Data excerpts
## begin

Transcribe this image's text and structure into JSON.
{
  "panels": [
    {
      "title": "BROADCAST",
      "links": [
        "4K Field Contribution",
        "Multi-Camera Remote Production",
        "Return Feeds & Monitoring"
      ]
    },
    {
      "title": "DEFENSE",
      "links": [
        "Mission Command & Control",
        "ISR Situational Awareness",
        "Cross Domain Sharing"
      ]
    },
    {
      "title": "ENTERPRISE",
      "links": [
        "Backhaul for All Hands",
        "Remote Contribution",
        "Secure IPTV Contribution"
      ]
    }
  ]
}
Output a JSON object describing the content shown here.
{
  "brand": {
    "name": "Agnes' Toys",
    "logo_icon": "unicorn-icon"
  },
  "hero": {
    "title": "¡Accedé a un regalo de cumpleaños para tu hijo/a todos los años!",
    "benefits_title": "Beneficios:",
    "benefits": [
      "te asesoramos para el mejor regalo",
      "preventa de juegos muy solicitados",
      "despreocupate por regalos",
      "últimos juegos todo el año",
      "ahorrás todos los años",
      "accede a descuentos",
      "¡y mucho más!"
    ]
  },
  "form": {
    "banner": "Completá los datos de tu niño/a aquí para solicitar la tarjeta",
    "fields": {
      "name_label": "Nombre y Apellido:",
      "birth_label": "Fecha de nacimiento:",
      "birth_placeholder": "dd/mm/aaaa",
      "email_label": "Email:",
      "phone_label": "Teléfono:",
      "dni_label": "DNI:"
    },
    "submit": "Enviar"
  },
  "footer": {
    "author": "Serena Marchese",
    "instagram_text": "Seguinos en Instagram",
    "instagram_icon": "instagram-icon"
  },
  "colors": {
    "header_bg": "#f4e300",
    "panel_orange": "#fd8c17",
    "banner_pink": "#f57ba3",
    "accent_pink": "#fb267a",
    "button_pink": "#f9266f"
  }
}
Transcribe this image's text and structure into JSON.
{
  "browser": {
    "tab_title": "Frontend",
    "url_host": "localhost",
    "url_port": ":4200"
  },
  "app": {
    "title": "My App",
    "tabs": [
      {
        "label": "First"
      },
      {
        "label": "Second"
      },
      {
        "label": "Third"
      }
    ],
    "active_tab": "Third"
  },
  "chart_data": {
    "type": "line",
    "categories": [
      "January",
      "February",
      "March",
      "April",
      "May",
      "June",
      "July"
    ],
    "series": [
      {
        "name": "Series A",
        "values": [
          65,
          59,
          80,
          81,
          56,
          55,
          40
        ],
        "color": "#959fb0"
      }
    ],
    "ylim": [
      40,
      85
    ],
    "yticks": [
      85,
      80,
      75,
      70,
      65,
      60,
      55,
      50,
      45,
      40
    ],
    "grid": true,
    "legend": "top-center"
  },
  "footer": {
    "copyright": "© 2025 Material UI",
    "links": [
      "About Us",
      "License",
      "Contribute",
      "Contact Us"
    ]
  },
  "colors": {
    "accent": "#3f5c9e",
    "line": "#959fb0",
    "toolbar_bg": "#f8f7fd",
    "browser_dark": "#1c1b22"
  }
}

## end

Reproduce all of the records exactly.

* _OUTPUT FOR THIS EXERCISE_:
Transcribe this image's text and structure into JSON.
{
  "panels": [
    {
      "title": "BROADCAST",
      "links": [
        "4K Field Contribution",
        "Multi-Camera Remote Production",
        "Return Feeds & Monitoring"
      ]
    },
    {
      "title": "DEFENSE",
      "links": [
        "Mission Command & Control",
        "ISR Situational Awareness",
        "Cross Domain Sharing"
      ]
    },
    {
      "title": "ENTERPRISE",
      "links": [
        "Backhaul for All Hands",
        "Remote Contribution",
        "Secure IPTV Contribution"
      ]
    }
  ]
}
Output a JSON object describing the content shown here.
{
  "brand": {
    "name": "Agnes' Toys",
    "logo_icon": "unicorn-icon"
  },
  "hero": {
    "title": "¡Accedé a un regalo de cumpleaños para tu hijo/a todos los años!",
    "benefits_title": "Beneficios:",
    "benefits": [
      "te asesoramos para el mejor regalo",
      "preventa de juegos muy solicitados",
      "despreocupate por regalos",
      "últimos juegos todo el año",
      "ahorrás todos los años",
      "accede a descuentos",
      "¡y mucho más!"
    ]
  },
  "form": {
    "banner": "Completá los datos de tu niño/a aquí para solicitar la tarjeta",
    "fields": {
      "name_label": "Nombre y Apellido:",
      "birth_label": "Fecha de nacimiento:",
      "birth_placeholder": "dd/mm/aaaa",
      "email_label": "Email:",
      "phone_label": "Teléfono:",
      "dni_label": "DNI:"
    },
    "submit": "Enviar"
  },
  "footer": {
    "author": "Serena Marchese",
    "instagram_text": "Seguinos en Instagram",
    "instagram_icon": "instagram-icon"
  },
  "colors": {
    "header_bg": "#f4e300",
    "panel_orange": "#fd8c17",
    "banner_pink": "#f57ba3",
    "accent_pink": "#fb267a",
    "button_pink": "#f9266f"
  }
}
Transcribe this image's text and structure into JSON.
{
  "browser": {
    "tab_title": "Frontend",
    "url_host": "localhost",
    "url_port": ":4200"
  },
  "app": {
    "title": "My App",
    "tabs": [
      {
        "label": "First"
      },
      {
        "label": "Second"
      },
      {
        "label": "Third"
      }
    ],
    "active_tab": "Third"
  },
  "chart_data": {
    "type": "line",
    "categories": [
      "January",
      "February",
      "March",
      "April",
      "May",
      "June",
      "July"
    ],
    "series": [
      {
        "name": "Series A",
        "values": [
          65,
          59,
          80,
          81,
          56,
          55,
          40
        ],
        "color": "#959fb0"
      }
    ],
    "ylim": [
      40,
      85
    ],
    "yticks": [
      85,
      80,
      75,
      70,
      65,
      60,
      55,
      50,
      45,
      40
    ],
    "grid": true,
    "legend": "top-center"
  },
  "footer": {
    "copyright": "© 2025 Material UI",
    "links": [
      "About Us",
      "License",
      "Contribute",
      "Contact Us"
    ]
  },
  "colors": {
    "accent": "#3f5c9e",
    "line": "#959fb0",
    "toolbar_bg": "#f8f7fd",
    "browser_dark": "#1c1b22"
  }
}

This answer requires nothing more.